**Written instruction**.
Assemble all lines in which the string "title" appears.

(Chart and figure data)
— Begin —

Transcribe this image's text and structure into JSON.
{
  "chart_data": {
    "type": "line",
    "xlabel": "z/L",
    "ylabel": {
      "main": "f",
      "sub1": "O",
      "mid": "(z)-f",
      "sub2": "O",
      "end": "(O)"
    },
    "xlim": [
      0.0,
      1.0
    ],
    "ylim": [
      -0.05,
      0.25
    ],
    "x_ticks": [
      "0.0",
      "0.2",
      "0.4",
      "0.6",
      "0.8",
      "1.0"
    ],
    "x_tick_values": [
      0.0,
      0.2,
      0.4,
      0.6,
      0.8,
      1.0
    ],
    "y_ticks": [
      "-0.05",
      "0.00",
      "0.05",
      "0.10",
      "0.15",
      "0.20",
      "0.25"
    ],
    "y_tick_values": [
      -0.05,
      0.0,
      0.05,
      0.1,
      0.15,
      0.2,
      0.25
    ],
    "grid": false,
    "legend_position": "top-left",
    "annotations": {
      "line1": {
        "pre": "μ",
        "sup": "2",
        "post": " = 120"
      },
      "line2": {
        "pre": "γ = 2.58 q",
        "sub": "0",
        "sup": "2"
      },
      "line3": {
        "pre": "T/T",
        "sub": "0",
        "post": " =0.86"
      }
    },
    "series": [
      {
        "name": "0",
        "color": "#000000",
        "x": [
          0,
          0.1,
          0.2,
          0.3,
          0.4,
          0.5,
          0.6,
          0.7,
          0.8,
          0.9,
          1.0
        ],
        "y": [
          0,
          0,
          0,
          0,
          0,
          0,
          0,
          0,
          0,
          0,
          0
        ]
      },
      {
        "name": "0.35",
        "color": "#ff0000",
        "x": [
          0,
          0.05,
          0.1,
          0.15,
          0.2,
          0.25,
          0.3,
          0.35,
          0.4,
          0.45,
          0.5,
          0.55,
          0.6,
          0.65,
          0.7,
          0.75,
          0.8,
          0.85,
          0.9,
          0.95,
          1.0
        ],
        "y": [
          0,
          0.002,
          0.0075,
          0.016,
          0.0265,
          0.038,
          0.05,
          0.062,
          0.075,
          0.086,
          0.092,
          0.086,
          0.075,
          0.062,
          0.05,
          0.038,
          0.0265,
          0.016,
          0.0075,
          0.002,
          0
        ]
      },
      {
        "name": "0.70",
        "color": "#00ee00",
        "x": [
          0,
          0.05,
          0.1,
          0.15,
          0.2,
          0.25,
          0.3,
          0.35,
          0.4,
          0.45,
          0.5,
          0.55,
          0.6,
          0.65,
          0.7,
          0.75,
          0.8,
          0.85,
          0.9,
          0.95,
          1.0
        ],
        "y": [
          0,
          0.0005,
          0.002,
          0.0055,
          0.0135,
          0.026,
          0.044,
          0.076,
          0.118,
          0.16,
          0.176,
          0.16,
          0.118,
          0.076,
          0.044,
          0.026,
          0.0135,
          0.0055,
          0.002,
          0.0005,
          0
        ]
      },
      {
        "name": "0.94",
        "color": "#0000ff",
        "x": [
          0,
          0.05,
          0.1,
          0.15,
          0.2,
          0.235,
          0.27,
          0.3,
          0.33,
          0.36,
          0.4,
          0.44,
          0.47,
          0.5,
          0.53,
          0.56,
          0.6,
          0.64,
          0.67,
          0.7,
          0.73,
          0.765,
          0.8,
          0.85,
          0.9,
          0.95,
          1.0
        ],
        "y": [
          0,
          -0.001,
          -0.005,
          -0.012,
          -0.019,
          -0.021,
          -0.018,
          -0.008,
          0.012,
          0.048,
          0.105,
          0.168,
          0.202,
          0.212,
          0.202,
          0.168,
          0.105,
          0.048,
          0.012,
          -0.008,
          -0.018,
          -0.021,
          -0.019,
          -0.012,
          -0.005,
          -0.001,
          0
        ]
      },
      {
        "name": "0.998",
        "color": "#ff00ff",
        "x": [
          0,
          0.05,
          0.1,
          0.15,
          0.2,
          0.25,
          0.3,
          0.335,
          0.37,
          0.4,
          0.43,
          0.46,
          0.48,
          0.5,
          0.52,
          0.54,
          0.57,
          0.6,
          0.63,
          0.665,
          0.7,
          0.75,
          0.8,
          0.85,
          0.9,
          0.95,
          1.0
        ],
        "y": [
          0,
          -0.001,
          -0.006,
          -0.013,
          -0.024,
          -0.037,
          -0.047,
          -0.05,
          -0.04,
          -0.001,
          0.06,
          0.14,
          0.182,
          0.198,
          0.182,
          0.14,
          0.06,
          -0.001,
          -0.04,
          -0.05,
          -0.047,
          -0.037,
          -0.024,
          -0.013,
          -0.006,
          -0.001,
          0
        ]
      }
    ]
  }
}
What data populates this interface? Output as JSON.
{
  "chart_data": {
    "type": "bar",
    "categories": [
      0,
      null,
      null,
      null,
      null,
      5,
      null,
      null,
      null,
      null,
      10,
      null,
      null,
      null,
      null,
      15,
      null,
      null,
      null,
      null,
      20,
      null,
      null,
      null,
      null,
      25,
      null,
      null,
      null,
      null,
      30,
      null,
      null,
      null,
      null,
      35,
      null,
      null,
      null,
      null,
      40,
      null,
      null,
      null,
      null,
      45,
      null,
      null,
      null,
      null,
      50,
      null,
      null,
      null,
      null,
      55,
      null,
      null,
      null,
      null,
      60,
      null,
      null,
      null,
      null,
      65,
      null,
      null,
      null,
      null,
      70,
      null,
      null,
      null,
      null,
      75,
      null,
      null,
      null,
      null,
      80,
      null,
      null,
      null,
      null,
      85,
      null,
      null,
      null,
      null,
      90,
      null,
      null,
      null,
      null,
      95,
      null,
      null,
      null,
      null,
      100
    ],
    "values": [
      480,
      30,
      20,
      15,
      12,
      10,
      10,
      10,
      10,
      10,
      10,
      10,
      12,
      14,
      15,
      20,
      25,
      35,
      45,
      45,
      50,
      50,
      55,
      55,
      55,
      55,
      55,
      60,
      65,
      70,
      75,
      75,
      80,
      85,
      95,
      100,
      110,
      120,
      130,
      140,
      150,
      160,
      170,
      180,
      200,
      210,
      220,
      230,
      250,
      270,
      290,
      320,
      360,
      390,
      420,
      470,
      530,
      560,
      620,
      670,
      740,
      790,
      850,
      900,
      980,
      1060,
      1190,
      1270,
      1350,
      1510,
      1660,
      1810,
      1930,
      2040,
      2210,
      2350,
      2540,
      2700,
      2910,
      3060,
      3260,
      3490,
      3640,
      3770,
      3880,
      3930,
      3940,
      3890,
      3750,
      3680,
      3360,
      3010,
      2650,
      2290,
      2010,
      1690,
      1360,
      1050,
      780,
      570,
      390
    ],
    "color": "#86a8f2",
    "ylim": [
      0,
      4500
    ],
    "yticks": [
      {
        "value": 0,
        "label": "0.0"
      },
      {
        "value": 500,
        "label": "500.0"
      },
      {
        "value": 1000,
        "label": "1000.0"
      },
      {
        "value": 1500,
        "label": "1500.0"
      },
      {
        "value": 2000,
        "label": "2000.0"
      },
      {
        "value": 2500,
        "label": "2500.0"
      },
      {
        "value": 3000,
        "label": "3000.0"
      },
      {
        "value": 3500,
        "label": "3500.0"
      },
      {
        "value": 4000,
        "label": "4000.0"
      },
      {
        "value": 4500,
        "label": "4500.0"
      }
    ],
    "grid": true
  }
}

— End —
— Begin —

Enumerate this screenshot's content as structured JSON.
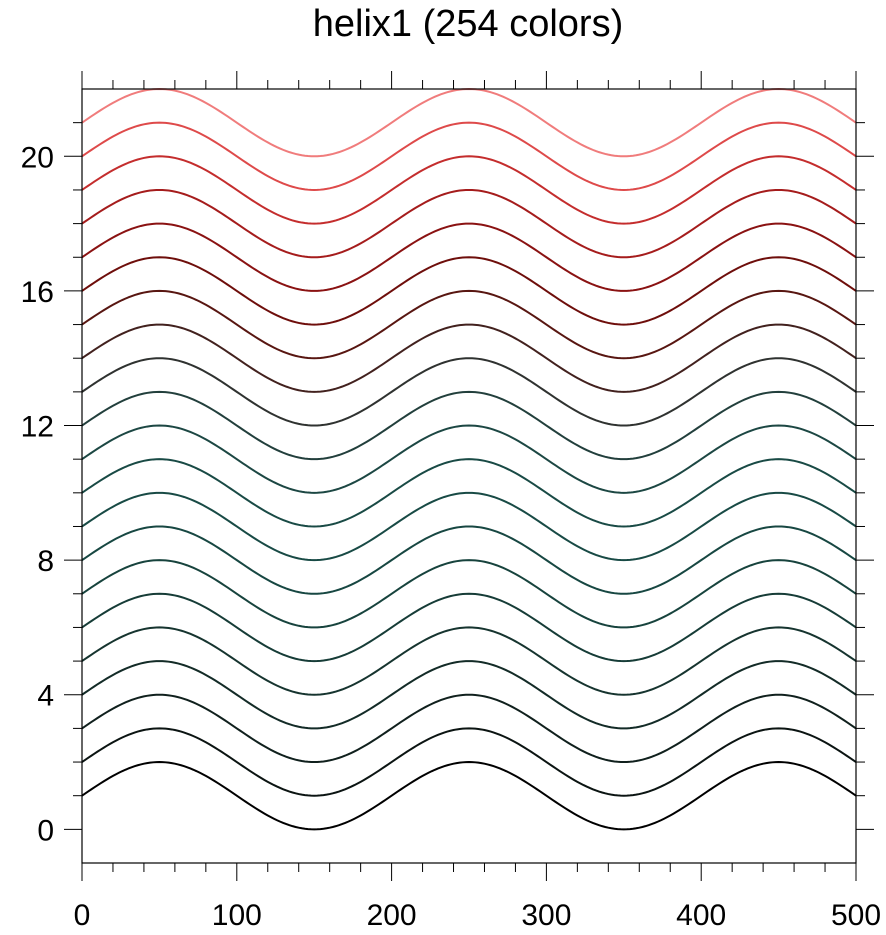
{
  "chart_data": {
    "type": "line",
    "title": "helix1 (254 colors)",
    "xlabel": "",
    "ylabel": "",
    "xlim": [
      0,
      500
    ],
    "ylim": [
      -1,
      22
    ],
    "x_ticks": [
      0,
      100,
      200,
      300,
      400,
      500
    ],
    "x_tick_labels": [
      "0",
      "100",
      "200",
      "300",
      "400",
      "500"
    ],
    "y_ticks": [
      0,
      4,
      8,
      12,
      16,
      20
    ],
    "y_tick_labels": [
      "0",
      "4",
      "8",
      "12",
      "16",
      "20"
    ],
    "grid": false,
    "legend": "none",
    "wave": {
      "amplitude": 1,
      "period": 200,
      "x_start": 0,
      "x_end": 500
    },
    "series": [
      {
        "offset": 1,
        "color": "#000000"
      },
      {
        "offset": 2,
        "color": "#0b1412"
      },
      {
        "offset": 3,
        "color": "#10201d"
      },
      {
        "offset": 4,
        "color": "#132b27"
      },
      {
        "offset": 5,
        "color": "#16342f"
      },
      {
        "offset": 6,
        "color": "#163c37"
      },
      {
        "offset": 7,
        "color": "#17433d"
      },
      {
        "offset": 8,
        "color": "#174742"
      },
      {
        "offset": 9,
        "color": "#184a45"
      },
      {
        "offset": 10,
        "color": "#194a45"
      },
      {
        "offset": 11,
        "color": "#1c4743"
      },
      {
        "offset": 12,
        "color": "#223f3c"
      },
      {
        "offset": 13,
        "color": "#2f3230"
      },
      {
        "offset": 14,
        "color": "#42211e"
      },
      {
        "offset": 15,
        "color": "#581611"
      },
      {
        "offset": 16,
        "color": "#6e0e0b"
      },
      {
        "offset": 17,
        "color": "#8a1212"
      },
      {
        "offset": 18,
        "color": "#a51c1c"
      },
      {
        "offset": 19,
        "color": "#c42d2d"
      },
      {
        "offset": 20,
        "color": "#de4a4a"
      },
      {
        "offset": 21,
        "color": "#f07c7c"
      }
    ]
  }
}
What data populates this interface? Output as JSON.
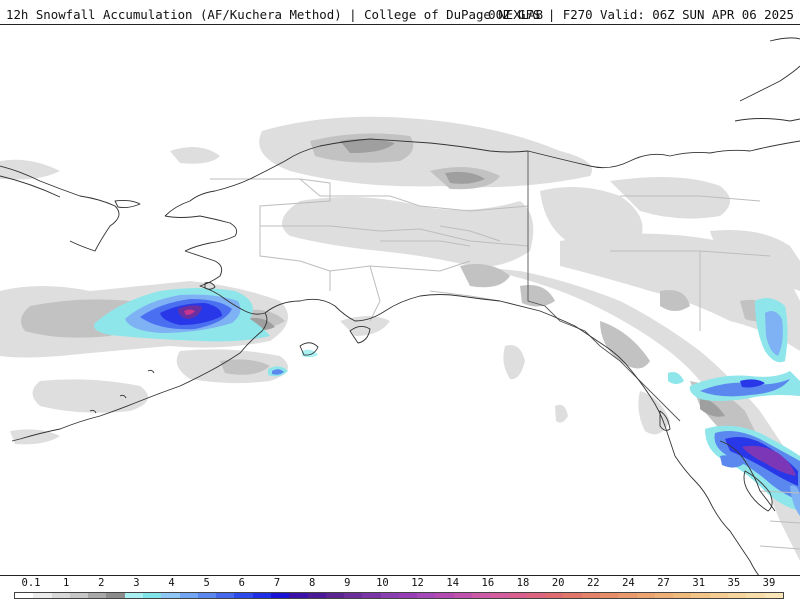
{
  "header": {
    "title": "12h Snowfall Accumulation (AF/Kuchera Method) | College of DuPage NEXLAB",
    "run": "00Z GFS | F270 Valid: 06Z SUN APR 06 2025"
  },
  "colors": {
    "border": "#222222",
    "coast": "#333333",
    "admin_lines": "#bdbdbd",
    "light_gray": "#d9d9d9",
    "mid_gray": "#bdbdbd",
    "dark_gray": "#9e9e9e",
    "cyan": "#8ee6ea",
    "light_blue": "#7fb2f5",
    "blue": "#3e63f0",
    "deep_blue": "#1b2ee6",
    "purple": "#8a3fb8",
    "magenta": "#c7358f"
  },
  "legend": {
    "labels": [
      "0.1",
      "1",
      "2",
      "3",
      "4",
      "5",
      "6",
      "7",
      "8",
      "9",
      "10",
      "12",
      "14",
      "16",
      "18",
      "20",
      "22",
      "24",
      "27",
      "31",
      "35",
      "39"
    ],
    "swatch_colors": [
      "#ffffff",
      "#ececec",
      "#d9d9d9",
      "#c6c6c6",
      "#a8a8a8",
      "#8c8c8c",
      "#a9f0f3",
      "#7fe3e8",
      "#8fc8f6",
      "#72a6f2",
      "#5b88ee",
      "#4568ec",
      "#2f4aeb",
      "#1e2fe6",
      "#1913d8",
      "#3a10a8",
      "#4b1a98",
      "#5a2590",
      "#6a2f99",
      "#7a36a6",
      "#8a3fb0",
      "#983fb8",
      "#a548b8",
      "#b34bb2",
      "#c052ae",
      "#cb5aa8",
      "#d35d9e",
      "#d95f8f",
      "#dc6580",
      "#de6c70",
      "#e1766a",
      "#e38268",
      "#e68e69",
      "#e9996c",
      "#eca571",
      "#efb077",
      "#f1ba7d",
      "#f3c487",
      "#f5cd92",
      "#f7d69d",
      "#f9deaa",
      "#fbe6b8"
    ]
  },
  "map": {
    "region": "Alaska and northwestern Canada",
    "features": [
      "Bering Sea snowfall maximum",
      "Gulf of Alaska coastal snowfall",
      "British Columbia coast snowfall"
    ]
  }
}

— End —

**Response**.
    "title": "helix1 (254 colors)",
    "title": "12h Snowfall Accumulation (AF/Kuchera Method) | College of DuPage NEXLAB",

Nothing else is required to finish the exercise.